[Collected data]
****************

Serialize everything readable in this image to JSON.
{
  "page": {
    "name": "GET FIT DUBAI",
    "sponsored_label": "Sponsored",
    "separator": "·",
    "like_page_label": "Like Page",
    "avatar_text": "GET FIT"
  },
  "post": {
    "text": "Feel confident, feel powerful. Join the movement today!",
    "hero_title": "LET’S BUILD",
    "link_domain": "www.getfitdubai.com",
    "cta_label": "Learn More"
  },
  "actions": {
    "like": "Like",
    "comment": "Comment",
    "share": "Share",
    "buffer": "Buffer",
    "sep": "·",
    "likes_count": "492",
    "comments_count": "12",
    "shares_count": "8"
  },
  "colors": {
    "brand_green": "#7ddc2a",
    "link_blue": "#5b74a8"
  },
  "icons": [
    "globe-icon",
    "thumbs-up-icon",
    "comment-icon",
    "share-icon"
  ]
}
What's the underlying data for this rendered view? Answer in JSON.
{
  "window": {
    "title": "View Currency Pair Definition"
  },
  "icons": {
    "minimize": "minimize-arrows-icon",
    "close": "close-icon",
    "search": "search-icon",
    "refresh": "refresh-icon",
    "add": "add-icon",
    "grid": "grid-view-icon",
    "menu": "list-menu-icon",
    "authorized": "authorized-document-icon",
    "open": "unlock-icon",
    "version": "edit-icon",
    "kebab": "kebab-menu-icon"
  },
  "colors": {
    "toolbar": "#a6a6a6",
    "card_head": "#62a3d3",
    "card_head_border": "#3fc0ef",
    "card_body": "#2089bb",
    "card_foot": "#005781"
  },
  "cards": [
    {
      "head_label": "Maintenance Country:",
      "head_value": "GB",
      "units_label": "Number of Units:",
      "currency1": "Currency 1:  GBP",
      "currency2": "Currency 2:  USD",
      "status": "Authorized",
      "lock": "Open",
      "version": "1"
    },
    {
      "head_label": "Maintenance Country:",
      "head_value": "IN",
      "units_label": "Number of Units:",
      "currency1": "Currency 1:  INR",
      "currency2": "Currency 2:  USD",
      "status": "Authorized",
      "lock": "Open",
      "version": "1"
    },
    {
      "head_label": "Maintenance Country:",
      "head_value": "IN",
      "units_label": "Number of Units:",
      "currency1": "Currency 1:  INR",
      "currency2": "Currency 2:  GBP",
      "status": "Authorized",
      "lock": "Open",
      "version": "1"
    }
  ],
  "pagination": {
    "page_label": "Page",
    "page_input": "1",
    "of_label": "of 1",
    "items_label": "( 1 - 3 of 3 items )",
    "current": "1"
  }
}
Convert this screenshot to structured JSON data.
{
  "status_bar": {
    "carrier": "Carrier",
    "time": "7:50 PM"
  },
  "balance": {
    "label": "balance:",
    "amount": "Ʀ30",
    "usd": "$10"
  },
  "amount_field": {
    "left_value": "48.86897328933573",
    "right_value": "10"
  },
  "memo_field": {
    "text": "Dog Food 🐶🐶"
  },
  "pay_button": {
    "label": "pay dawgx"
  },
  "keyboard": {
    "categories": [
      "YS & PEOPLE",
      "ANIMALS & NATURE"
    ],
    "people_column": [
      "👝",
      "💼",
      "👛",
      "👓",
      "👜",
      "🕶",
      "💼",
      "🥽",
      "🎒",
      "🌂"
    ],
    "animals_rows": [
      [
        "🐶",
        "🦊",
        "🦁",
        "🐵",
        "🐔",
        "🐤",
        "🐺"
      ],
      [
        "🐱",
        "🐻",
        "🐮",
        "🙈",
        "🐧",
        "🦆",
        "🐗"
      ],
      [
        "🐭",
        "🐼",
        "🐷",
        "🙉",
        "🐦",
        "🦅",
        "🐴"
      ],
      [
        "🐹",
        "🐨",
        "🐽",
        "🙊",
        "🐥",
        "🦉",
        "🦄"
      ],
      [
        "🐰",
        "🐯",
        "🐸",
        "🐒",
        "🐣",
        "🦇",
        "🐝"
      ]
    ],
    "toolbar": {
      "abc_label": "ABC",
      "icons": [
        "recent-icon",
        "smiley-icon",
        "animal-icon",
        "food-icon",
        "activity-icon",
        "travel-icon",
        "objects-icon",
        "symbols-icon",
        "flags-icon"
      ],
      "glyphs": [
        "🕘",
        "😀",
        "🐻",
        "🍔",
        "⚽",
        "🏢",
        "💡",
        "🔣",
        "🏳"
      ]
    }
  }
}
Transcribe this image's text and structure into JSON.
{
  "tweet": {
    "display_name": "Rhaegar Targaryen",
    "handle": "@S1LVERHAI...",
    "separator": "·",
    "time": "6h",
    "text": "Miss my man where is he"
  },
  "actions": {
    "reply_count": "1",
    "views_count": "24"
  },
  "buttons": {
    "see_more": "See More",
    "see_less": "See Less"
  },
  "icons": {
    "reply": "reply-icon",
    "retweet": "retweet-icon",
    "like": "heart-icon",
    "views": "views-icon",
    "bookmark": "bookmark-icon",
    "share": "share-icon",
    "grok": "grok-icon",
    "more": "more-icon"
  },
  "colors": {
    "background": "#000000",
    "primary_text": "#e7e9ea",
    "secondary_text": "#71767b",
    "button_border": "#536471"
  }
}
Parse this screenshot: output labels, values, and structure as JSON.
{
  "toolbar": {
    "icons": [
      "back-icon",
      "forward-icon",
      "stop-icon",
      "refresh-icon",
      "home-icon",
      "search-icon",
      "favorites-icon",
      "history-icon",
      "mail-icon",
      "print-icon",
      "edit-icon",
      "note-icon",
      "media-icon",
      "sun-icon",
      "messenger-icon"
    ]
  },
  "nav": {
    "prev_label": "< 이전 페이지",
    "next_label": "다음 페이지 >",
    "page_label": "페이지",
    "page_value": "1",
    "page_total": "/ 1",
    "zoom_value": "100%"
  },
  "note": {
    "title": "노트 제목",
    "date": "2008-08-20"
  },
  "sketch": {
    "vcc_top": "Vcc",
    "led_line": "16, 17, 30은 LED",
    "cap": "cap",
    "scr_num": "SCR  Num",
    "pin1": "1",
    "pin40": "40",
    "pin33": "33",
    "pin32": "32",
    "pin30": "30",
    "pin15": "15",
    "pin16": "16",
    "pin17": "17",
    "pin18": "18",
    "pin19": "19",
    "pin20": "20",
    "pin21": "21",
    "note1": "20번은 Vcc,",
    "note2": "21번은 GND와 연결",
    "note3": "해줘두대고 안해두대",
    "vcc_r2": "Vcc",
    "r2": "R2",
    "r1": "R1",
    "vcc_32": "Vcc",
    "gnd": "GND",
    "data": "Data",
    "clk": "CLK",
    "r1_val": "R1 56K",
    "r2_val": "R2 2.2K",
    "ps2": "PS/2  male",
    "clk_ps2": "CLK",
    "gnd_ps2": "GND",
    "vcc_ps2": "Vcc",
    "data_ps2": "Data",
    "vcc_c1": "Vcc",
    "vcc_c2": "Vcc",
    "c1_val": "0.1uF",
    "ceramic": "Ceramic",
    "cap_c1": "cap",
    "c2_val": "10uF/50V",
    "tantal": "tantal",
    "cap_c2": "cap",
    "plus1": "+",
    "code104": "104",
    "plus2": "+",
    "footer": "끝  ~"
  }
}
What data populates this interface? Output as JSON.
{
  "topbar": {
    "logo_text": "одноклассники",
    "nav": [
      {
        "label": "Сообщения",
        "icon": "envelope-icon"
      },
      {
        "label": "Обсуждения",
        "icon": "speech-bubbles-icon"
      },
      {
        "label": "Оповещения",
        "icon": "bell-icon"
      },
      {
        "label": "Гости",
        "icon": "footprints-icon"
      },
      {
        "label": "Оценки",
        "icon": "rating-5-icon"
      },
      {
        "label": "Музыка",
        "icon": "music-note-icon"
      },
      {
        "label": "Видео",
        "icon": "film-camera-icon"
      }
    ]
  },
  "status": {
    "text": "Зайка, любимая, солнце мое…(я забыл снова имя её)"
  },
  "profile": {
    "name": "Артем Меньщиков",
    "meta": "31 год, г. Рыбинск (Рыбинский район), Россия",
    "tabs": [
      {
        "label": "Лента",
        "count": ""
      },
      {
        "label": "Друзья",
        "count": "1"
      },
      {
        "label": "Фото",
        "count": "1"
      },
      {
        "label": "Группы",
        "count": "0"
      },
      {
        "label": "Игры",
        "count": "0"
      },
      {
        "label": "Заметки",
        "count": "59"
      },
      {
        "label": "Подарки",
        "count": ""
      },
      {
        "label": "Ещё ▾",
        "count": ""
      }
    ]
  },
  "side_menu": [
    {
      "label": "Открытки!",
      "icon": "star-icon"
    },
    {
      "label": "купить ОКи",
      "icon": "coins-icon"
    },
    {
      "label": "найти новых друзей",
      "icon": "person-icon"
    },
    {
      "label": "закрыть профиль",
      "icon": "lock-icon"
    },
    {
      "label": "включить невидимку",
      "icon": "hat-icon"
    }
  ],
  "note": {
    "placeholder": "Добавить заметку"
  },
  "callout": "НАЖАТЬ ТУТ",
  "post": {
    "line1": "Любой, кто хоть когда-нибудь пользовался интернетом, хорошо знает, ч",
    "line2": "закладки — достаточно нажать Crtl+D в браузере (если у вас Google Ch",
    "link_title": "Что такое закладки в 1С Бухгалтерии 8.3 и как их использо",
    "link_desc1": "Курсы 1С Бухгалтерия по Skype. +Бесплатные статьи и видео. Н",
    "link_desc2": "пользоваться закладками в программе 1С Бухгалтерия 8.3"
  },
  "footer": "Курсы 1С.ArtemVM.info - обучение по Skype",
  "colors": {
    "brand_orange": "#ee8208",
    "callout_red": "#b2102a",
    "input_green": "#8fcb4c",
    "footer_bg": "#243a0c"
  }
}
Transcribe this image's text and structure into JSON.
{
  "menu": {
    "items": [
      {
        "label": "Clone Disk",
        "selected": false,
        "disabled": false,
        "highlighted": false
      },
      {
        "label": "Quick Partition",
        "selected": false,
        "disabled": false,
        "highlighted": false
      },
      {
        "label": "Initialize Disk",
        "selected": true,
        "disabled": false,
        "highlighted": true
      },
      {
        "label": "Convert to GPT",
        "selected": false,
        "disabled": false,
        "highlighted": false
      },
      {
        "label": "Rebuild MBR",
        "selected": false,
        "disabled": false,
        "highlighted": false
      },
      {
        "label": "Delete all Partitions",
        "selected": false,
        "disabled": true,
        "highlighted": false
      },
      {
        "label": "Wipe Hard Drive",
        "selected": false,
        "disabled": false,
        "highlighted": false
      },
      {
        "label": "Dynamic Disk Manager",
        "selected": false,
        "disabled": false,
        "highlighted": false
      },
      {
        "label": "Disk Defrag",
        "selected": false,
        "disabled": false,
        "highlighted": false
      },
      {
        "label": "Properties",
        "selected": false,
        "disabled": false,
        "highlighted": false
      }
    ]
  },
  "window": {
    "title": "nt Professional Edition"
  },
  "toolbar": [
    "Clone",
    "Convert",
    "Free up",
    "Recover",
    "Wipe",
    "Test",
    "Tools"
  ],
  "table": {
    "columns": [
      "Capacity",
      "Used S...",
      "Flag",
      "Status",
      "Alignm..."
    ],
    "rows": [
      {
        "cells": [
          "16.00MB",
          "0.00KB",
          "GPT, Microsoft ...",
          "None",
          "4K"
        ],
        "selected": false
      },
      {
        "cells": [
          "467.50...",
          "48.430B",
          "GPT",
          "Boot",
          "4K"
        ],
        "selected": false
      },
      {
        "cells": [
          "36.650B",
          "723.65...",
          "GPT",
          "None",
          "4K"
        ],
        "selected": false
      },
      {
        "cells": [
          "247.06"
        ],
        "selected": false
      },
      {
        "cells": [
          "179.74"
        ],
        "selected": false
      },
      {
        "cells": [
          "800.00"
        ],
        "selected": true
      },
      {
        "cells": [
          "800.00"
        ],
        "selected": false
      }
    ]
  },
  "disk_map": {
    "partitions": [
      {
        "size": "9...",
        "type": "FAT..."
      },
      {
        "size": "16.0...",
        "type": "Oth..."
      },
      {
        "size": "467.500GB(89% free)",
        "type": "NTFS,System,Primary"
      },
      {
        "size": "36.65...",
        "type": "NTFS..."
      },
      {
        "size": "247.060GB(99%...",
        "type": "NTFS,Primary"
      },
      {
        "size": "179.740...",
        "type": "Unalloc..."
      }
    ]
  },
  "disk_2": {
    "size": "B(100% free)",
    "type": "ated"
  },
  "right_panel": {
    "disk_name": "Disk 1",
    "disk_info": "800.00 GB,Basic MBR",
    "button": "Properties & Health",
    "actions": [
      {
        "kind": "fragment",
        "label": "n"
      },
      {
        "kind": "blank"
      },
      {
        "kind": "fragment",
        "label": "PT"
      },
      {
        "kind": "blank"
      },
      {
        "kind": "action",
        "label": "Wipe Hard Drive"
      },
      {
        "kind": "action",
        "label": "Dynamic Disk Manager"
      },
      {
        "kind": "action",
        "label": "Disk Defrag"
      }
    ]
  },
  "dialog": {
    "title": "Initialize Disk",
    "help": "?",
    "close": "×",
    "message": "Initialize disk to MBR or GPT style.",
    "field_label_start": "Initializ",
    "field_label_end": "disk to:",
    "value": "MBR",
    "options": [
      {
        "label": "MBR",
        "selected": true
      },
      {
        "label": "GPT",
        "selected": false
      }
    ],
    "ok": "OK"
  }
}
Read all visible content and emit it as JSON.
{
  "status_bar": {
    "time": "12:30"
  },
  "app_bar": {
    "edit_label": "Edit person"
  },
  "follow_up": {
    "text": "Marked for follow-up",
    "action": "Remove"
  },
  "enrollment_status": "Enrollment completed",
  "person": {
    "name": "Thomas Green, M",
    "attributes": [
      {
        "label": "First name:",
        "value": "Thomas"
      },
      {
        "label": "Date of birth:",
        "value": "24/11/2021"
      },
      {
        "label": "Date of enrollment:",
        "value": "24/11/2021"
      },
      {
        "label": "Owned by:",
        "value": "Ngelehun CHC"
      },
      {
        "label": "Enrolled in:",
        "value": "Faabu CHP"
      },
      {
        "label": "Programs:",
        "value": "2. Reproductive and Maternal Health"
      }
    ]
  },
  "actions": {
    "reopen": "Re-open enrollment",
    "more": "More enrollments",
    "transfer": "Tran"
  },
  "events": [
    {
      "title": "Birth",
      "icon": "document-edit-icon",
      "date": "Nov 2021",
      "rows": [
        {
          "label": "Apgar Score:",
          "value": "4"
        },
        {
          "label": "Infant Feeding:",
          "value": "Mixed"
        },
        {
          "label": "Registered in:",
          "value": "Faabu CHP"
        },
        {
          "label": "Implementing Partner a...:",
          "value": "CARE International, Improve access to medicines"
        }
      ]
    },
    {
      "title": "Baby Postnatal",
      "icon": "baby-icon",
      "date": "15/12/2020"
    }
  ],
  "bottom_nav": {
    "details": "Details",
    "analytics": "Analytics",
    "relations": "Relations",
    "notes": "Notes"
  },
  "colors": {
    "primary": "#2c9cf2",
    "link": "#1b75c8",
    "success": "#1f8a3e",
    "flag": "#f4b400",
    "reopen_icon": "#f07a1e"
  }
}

****************

Copy each line of the records containing the string "screenshot".

## COMPLETED EXERCISE
Convert this screenshot to structured JSON data.
Parse this screenshot: output labels, values, and structure as JSON.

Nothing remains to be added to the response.